▶ **What to produce**:
Give the count of lines containing the string "pianificazione", with no other output.

▶ **Record list**:
"""
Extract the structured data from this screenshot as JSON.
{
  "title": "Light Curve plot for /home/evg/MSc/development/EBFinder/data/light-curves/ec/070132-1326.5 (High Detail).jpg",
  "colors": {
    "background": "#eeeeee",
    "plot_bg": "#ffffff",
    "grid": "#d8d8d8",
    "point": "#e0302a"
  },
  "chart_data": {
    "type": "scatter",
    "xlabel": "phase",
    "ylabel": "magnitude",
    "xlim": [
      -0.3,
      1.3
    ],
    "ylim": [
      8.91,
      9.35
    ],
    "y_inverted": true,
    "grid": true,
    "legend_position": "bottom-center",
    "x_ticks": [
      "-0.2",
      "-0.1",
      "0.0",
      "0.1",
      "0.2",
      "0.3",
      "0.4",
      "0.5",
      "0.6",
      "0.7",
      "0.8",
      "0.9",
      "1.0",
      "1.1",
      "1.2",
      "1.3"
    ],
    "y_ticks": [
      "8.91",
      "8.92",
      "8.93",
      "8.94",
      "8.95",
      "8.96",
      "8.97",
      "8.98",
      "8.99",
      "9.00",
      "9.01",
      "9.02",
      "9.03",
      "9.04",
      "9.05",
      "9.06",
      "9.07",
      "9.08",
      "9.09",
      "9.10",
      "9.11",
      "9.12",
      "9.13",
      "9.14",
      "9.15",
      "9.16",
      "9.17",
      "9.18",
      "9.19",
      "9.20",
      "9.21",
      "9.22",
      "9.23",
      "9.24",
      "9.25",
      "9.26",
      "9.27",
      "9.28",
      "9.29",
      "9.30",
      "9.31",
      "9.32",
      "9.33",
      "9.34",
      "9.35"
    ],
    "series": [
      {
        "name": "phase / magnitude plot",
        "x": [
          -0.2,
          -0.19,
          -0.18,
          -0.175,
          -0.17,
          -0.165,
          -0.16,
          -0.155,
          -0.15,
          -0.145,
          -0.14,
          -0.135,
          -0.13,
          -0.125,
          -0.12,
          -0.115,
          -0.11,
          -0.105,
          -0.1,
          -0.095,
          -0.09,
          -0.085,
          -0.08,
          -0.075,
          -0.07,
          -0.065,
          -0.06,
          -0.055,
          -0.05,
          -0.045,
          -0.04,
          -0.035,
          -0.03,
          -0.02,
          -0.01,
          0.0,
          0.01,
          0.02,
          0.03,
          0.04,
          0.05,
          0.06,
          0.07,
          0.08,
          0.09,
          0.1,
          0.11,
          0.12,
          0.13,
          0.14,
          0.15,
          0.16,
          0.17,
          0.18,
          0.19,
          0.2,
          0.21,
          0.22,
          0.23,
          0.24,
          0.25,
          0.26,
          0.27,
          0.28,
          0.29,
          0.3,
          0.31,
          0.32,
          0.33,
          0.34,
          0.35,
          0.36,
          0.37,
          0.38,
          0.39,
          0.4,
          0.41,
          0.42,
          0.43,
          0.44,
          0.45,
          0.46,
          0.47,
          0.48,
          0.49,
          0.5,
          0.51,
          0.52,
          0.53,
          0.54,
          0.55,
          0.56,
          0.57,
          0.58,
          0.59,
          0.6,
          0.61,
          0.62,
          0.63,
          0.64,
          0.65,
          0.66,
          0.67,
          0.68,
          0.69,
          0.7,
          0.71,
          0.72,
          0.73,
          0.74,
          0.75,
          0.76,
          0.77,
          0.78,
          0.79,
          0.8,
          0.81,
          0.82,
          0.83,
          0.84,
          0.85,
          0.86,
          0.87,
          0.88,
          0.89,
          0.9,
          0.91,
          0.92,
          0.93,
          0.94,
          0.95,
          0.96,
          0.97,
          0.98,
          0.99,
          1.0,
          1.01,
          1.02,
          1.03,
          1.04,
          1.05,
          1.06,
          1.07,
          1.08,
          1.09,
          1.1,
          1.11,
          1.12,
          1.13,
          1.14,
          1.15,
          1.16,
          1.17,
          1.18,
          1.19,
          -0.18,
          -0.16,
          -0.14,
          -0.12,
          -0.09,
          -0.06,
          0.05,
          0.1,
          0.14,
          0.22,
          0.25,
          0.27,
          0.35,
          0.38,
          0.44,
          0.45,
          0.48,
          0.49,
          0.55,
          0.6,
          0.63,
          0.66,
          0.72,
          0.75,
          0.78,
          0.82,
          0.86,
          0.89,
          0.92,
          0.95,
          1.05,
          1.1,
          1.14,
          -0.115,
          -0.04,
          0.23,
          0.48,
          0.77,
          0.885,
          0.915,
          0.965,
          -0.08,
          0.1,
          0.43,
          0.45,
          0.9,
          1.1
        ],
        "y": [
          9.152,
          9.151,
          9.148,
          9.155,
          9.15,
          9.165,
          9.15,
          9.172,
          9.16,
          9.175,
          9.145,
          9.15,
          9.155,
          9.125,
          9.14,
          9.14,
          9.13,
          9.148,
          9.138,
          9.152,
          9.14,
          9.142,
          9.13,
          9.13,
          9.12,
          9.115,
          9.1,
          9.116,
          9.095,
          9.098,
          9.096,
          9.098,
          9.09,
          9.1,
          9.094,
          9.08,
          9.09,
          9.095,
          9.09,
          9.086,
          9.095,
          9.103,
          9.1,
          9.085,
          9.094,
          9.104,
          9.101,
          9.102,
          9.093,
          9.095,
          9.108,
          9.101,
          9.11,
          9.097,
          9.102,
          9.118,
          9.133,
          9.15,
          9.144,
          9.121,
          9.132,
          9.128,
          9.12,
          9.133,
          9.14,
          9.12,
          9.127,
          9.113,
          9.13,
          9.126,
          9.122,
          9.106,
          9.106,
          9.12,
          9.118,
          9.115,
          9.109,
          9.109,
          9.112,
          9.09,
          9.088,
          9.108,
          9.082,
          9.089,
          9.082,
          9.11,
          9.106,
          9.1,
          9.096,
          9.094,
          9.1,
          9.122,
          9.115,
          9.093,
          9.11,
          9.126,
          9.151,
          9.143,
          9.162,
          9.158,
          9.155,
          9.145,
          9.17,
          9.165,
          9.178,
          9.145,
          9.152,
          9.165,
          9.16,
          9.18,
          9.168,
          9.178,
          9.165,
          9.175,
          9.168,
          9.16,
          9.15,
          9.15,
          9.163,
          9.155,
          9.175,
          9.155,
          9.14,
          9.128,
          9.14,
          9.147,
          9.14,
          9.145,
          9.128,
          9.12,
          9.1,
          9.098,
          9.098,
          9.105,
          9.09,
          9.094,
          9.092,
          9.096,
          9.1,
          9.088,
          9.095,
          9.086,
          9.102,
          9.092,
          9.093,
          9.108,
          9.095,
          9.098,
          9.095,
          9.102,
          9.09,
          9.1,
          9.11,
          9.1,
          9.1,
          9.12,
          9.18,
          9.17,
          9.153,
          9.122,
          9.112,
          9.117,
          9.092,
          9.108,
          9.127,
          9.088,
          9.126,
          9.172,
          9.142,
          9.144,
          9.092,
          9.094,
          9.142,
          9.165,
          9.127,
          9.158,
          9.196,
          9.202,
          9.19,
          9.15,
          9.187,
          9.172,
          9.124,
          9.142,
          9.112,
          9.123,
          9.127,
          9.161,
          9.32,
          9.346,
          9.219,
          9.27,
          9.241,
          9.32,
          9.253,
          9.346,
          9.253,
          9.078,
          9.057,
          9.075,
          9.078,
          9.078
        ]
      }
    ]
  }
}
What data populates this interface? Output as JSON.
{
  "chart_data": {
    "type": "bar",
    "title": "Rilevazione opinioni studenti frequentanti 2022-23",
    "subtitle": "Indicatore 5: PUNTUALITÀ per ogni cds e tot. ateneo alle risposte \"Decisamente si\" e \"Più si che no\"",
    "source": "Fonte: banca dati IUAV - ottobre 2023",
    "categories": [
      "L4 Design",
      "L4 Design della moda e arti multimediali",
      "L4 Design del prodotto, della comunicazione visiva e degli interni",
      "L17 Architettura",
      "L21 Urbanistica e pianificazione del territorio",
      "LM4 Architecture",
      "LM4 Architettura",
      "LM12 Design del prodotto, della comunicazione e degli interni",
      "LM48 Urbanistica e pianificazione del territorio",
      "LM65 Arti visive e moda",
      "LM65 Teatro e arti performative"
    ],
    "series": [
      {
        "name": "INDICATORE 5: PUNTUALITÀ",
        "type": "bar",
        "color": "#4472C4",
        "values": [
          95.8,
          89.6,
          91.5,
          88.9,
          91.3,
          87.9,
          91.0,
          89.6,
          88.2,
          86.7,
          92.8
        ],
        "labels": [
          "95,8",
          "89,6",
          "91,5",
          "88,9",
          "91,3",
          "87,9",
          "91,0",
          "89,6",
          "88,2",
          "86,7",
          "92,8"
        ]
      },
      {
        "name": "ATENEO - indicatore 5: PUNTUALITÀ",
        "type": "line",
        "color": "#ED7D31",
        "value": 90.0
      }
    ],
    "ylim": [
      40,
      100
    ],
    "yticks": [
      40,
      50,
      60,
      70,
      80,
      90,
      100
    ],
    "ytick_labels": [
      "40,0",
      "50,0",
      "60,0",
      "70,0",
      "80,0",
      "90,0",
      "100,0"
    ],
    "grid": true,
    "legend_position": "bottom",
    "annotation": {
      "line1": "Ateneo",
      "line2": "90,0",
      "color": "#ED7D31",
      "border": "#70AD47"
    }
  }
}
"""
▶ **Written response**:
2